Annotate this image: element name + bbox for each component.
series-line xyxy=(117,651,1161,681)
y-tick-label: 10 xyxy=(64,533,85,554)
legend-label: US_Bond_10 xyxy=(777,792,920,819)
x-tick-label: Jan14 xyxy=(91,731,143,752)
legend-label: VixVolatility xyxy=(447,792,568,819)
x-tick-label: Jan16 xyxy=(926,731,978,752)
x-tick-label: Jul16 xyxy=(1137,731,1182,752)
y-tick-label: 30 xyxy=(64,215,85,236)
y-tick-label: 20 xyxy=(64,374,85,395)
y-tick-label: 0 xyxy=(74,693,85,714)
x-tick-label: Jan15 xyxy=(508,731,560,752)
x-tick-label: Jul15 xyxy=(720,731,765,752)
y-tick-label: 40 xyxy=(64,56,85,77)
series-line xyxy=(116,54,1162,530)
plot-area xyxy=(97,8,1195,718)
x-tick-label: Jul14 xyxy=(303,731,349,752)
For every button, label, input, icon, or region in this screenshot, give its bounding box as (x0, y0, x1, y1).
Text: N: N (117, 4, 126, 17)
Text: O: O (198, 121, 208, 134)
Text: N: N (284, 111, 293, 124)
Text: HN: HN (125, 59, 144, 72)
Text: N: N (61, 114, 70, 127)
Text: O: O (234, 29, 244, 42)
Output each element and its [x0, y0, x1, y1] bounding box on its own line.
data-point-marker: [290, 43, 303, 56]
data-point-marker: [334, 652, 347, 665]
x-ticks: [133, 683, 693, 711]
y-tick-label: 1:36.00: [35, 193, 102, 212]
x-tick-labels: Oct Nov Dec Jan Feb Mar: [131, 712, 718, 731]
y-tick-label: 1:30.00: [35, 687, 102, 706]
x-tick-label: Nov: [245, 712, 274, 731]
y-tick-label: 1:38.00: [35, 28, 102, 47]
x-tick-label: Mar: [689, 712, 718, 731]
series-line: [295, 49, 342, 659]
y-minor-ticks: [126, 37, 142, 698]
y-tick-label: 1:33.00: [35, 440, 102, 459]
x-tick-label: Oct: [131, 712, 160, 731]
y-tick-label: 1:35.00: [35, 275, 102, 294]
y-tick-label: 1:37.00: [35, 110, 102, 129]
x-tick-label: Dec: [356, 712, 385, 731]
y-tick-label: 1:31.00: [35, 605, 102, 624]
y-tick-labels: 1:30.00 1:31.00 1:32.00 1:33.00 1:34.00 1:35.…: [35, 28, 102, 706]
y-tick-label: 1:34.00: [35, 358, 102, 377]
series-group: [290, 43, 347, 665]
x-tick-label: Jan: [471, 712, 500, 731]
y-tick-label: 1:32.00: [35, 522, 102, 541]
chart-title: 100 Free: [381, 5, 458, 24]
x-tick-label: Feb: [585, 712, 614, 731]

┄┄┄┄┄┄

Required task. Format every line of the listing above as a Markdown table with the columns Row and Line, numbering the rows in order and omitting blank lines.

Right answer.
| Row | Line |
|---|---|
| 1 | Annotate this image: element name + bbox for each component. |
| 2 | series-line xyxy=(117,651,1161,681) |
| 3 | y-tick-label: 10 xyxy=(64,533,85,554) |
| 4 | legend-label: US_Bond_10 xyxy=(777,792,920,819) |
| 5 | x-tick-label: Jan14 xyxy=(91,731,143,752) |
| 6 | legend-label: VixVolatility xyxy=(447,792,568,819) |
| 7 | x-tick-label: Jan16 xyxy=(926,731,978,752) |
| 8 | x-tick-label: Jul16 xyxy=(1137,731,1182,752) |
| 9 | y-tick-label: 30 xyxy=(64,215,85,236) |
| 10 | y-tick-label: 20 xyxy=(64,374,85,395) |
| 11 | y-tick-label: 0 xyxy=(74,693,85,714) |
| 12 | x-tick-label: Jan15 xyxy=(508,731,560,752) |
| 13 | x-tick-label: Jul15 xyxy=(720,731,765,752) |
| 14 | y-tick-label: 40 xyxy=(64,56,85,77) |
| 15 | series-line xyxy=(116,54,1162,530) |
| 16 | plot-area xyxy=(97,8,1195,718) |
| 17 | x-tick-label: Jul14 xyxy=(303,731,349,752) |
| 18 | For every button, label, input, icon, or region in this screenshot, give its bounding box as (x0, y0, x1, y1). |
| 19 | Text: N: N (117, 4, 126, 17) |
| 20 | Text: O: O (198, 121, 208, 134) |
| 21 | Text: N: N (284, 111, 293, 124) |
| 22 | Text: HN: HN (125, 59, 144, 72) |
| 23 | Text: N: N (61, 114, 70, 127) |
| 24 | Text: O: O (234, 29, 244, 42) |
| 25 | Output each element and its [x0, y0, x1, y1] bounding box on its own line. |
| 26 | data-point-marker: [290, 43, 303, 56] |
| 27 | data-point-marker: [334, 652, 347, 665] |
| 28 | x-ticks: [133, 683, 693, 711] |
| 29 | y-tick-label: 1:36.00: [35, 193, 102, 212] |
| 30 | x-tick-labels: Oct Nov Dec Jan Feb Mar: [131, 712, 718, 731] |
| 31 | y-tick-label: 1:30.00: [35, 687, 102, 706] |
| 32 | x-tick-label: Nov: [245, 712, 274, 731] |
| 33 | y-tick-label: 1:38.00: [35, 28, 102, 47] |
| 34 | x-tick-label: Mar: [689, 712, 718, 731] |
| 35 | series-line: [295, 49, 342, 659] |
| 36 | y-minor-ticks: [126, 37, 142, 698] |
| 37 | y-tick-label: 1:33.00: [35, 440, 102, 459] |
| 38 | x-tick-label: Oct: [131, 712, 160, 731] |
| 39 | y-tick-label: 1:35.00: [35, 275, 102, 294] |
| 40 | y-tick-label: 1:37.00: [35, 110, 102, 129] |
| 41 | x-tick-label: Dec: [356, 712, 385, 731] |
| 42 | y-tick-label: 1:31.00: [35, 605, 102, 624] |
| 43 | y-tick-labels: 1:30.00 1:31.00 1:32.00 1:33.00 1:34.00 1:35.…: [35, 28, 102, 706] |
| 44 | y-tick-label: 1:34.00: [35, 358, 102, 377] |
| 45 | series-group: [290, 43, 347, 665] |
| 46 | x-tick-label: Jan: [471, 712, 500, 731] |
| 47 | y-tick-label: 1:32.00: [35, 522, 102, 541] |
| 48 | chart-title: 100 Free: [381, 5, 458, 24] |
| 49 | x-tick-label: Feb: [585, 712, 614, 731] |